▸ Task to complete:
Copy out every line exactly as given.

▸ Data supplied:
* START *

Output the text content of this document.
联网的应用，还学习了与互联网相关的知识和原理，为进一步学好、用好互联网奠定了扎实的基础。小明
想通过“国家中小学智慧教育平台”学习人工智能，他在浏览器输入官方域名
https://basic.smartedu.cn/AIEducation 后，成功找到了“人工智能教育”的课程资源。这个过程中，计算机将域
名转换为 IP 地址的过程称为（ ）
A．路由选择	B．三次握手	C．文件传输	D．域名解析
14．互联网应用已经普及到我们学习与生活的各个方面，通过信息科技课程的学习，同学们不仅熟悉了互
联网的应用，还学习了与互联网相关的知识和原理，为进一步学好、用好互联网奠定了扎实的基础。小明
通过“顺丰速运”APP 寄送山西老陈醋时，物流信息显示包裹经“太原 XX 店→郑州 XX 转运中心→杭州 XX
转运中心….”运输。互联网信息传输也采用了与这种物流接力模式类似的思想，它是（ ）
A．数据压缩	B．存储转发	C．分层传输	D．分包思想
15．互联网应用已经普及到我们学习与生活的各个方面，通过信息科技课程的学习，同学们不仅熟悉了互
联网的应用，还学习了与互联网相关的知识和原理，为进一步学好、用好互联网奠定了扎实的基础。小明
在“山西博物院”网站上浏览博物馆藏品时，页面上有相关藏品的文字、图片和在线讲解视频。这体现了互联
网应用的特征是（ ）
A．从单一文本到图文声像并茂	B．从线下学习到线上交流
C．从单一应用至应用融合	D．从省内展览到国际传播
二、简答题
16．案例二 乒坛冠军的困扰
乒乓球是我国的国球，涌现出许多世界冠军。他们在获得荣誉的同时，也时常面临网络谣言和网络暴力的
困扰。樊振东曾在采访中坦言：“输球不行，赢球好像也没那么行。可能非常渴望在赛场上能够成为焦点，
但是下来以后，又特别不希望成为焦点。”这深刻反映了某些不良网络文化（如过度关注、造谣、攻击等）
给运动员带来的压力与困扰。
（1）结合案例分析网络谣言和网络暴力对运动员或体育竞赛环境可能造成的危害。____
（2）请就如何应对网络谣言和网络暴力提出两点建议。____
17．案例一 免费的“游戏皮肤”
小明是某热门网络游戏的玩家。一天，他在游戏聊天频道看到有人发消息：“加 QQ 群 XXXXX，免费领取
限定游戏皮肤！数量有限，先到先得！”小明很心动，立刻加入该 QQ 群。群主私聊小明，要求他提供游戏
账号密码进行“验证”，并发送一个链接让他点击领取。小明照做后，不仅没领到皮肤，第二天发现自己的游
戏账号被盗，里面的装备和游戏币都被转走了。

* END *

▸ Solution:
Output the text content of this document.
联网的应用，还学习了与互联网相关的知识和原理，为进一步学好、用好互联网奠定了扎实的基础。小明
想通过“国家中小学智慧教育平台”学习人工智能，他在浏览器输入官方域名
https://basic.smartedu.cn/AIEducation 后，成功找到了“人工智能教育”的课程资源。这个过程中，计算机将域
名转换为 IP 地址的过程称为（ ）
A．路由选择	B．三次握手	C．文件传输	D．域名解析
14．互联网应用已经普及到我们学习与生活的各个方面，通过信息科技课程的学习，同学们不仅熟悉了互
联网的应用，还学习了与互联网相关的知识和原理，为进一步学好、用好互联网奠定了扎实的基础。小明
通过“顺丰速运”APP 寄送山西老陈醋时，物流信息显示包裹经“太原 XX 店→郑州 XX 转运中心→杭州 XX
转运中心….”运输。互联网信息传输也采用了与这种物流接力模式类似的思想，它是（ ）
A．数据压缩	B．存储转发	C．分层传输	D．分包思想
15．互联网应用已经普及到我们学习与生活的各个方面，通过信息科技课程的学习，同学们不仅熟悉了互
联网的应用，还学习了与互联网相关的知识和原理，为进一步学好、用好互联网奠定了扎实的基础。小明
在“山西博物院”网站上浏览博物馆藏品时，页面上有相关藏品的文字、图片和在线讲解视频。这体现了互联
网应用的特征是（ ）
A．从单一文本到图文声像并茂	B．从线下学习到线上交流
C．从单一应用至应用融合	D．从省内展览到国际传播
二、简答题
16．案例二 乒坛冠军的困扰
乒乓球是我国的国球，涌现出许多世界冠军。他们在获得荣誉的同时，也时常面临网络谣言和网络暴力的
困扰。樊振东曾在采访中坦言：“输球不行，赢球好像也没那么行。可能非常渴望在赛场上能够成为焦点，
但是下来以后，又特别不希望成为焦点。”这深刻反映了某些不良网络文化（如过度关注、造谣、攻击等）
给运动员带来的压力与困扰。
（1）结合案例分析网络谣言和网络暴力对运动员或体育竞赛环境可能造成的危害。____
（2）请就如何应对网络谣言和网络暴力提出两点建议。____
17．案例一 免费的“游戏皮肤”
小明是某热门网络游戏的玩家。一天，他在游戏聊天频道看到有人发消息：“加 QQ 群 XXXXX，免费领取
限定游戏皮肤！数量有限，先到先得！”小明很心动，立刻加入该 QQ 群。群主私聊小明，要求他提供游戏
账号密码进行“验证”，并发送一个链接让他点击领取。小明照做后，不仅没领到皮肤，第二天发现自己的游
戏账号被盗，里面的装备和游戏币都被转走了。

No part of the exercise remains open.